_AIM OF THE TASK_: Look over the lines below. Report each one that includes the string "title".

_RECORDS FOR THIS TASK_:

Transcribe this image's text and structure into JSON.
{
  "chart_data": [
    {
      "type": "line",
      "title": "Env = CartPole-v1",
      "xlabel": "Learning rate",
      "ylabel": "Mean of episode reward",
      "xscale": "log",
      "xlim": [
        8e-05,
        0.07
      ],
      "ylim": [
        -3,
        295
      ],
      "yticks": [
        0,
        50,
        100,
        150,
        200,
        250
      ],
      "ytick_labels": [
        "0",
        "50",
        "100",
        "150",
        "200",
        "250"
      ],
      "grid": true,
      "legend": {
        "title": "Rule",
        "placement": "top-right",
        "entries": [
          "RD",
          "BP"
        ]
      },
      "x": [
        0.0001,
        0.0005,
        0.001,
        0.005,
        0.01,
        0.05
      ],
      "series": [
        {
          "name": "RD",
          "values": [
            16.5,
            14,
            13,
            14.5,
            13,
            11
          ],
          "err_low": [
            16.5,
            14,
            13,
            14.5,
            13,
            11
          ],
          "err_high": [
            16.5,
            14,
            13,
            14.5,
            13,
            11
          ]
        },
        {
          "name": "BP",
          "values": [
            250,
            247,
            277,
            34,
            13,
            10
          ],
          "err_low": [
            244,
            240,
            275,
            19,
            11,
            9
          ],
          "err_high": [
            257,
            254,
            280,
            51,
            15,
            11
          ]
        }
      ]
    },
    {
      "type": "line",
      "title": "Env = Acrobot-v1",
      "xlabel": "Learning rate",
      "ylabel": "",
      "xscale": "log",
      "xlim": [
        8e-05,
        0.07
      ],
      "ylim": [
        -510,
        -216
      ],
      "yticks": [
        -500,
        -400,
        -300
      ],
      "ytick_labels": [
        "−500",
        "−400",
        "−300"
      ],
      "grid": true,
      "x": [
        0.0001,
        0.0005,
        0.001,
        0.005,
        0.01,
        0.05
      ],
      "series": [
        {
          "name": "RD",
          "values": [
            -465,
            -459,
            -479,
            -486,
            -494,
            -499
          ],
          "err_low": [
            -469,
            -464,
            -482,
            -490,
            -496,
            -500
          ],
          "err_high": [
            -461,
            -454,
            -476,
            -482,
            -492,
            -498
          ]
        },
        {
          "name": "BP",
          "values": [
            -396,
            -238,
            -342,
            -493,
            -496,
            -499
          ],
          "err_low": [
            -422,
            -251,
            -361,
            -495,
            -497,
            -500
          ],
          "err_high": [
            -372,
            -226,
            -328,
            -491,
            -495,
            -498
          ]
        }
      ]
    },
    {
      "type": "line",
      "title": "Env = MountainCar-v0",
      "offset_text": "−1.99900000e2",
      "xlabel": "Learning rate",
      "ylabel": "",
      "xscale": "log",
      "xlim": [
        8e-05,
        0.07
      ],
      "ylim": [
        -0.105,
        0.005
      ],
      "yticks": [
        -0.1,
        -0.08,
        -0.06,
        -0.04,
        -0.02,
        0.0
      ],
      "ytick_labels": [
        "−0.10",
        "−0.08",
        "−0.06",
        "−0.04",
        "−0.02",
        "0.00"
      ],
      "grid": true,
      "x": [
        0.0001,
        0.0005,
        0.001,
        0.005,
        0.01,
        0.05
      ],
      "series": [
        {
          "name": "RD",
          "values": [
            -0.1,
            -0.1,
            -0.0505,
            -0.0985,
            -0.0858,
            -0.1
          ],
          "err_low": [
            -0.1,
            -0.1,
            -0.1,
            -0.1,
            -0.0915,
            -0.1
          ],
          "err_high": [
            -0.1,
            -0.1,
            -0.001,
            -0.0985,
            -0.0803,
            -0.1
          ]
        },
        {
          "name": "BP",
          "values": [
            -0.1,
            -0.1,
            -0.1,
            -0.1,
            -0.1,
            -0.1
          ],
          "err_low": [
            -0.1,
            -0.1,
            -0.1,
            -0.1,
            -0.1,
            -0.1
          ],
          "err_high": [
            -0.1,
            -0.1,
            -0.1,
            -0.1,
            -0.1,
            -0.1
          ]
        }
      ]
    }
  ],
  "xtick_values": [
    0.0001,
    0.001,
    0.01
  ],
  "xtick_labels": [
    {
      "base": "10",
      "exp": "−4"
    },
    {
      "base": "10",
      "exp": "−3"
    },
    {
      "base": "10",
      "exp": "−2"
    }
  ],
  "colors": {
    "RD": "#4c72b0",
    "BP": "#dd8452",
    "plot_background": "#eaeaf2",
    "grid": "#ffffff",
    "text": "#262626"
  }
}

_FULL RESPONSE_:
      "title": "Env = CartPole-v1",
        "title": "Rule",
      "title": "Env = Acrobot-v1",
      "title": "Env = MountainCar-v0",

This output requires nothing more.